§ **Task brief**
Figure out how many lines of the material below contain the word "nghèo". Answer with the number only.

[Records from a data source]

--------------------

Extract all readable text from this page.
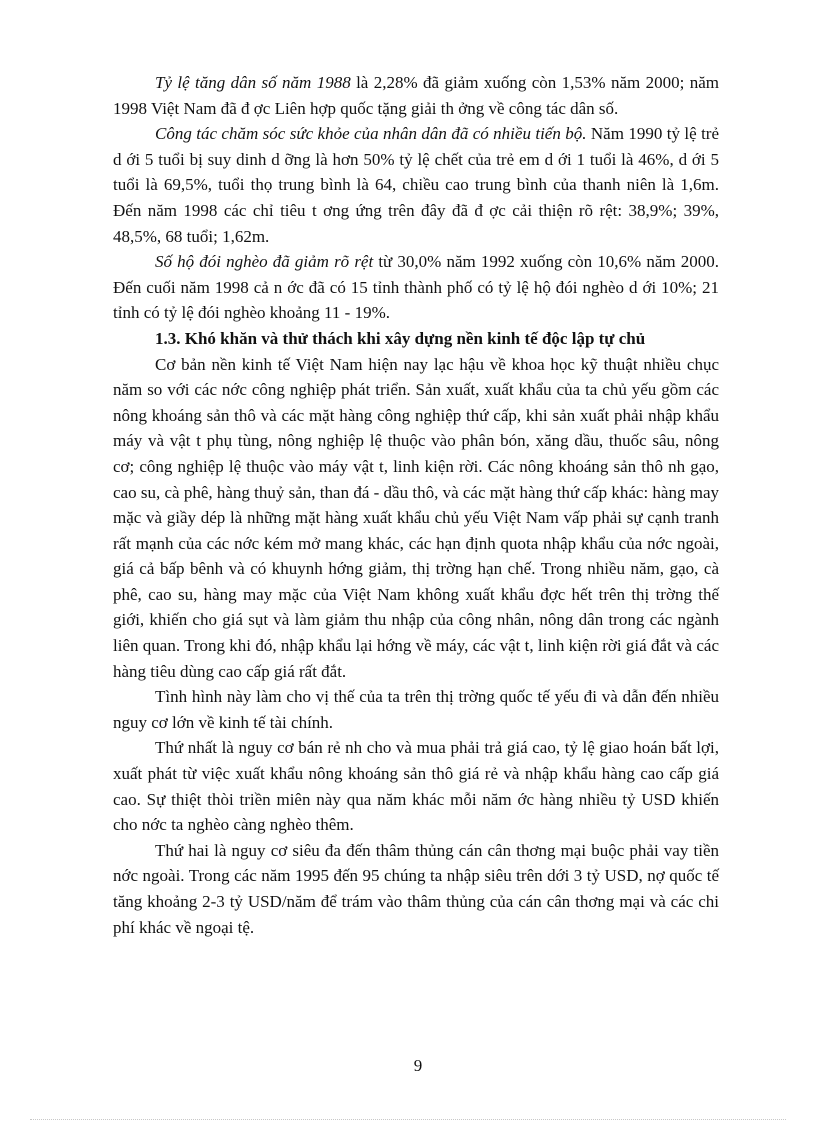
Tỷ lệ tăng dân số năm 1988 là 2,28% đã giảm xuống còn 1,53% năm 2000; năm 1998 Việt Nam đã đ ợc Liên hợp quốc tặng giải th ởng về công tác dân số.

Công tác chăm sóc sức khỏe của nhân dân đã có nhiều tiến bộ. Năm 1990 tỷ lệ trẻ d ới 5 tuổi bị suy dinh d ỡng là hơn 50% tỷ lệ chết của trẻ em d ới 1 tuổi là 46%, d ới 5 tuổi là 69,5%, tuổi thọ trung bình là 64, chiều cao trung bình của thanh niên là 1,6m. Đến năm 1998 các chỉ tiêu t ơng ứng trên đây đã đ ợc cải thiện rõ rệt: 38,9%; 39%, 48,5%, 68 tuổi; 1,62m.

Số hộ đói nghèo đã giảm rõ rệt từ 30,0% năm 1992 xuống còn 10,6% năm 2000. Đến cuối năm 1998 cả n ớc đã có 15 tỉnh thành phố có tỷ lệ hộ đói nghèo d ới 10%; 21 tỉnh có tỷ lệ đói nghèo khoảng 11 - 19%.

1.3. Khó khăn và thử thách khi xây dựng nền kinh tế độc lập tự chủ

Cơ bản nền kinh tế Việt Nam hiện nay lạc hậu về khoa học kỹ thuật nhiều chục năm so với các nớc công nghiệp phát triển. Sản xuất, xuất khẩu của ta chủ yếu gồm các nông khoáng sản thô và các mặt hàng công nghiệp thứ cấp, khi sản xuất phải nhập khẩu máy và vật t phụ tùng, nông nghiệp lệ thuộc vào phân bón, xăng dầu, thuốc sâu, nông cơ; công nghiệp lệ thuộc vào máy vật t, linh kiện rời. Các nông khoáng sản thô nh gạo, cao su, cà phê, hàng thuỷ sản, than đá - dầu thô, và các mặt hàng thứ cấp khác: hàng may mặc và giầy dép là những mặt hàng xuất khẩu chủ yếu Việt Nam vấp phải sự cạnh tranh rất mạnh của các nớc kém mở mang khác, các hạn định quota nhập khẩu của nớc ngoài, giá cả bấp bênh và có khuynh hớng giảm, thị trờng hạn chế. Trong nhiều năm, gạo, cà phê, cao su, hàng may mặc của Việt Nam không xuất khẩu đợc hết trên thị trờng thế giới, khiến cho giá sụt và làm giảm thu nhập của công nhân, nông dân trong các ngành liên quan. Trong khi đó, nhập khẩu lại hớng về máy, các vật t, linh kiện rời giá đắt và các hàng tiêu dùng cao cấp giá rất đắt.

Tình hình này làm cho vị thế của ta trên thị trờng quốc tế yếu đi và dẫn đến nhiều nguy cơ lớn về kinh tế tài chính.

Thứ nhất là nguy cơ bán rẻ nh cho và mua phải trả giá cao, tỷ lệ giao hoán bất lợi, xuất phát từ việc xuất khẩu nông khoáng sản thô giá rẻ và nhập khẩu hàng cao cấp giá cao. Sự thiệt thòi triền miên này qua năm khác mỗi năm ớc hàng nhiều tỷ USD khiến cho nớc ta nghèo càng nghèo thêm.

Thứ hai là nguy cơ siêu đa đến thâm thủng cán cân thơng mại buộc phải vay tiền nớc ngoài. Trong các năm 1995 đến 95 chúng ta nhập siêu trên dới 3 tỷ USD, nợ quốc tế tăng khoảng 2-3 tỷ USD/năm để trám vào thâm thủng của cán cân thơng mại và các chi phí khác về ngoại tệ.

9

--------------------

§ **Written reply**
2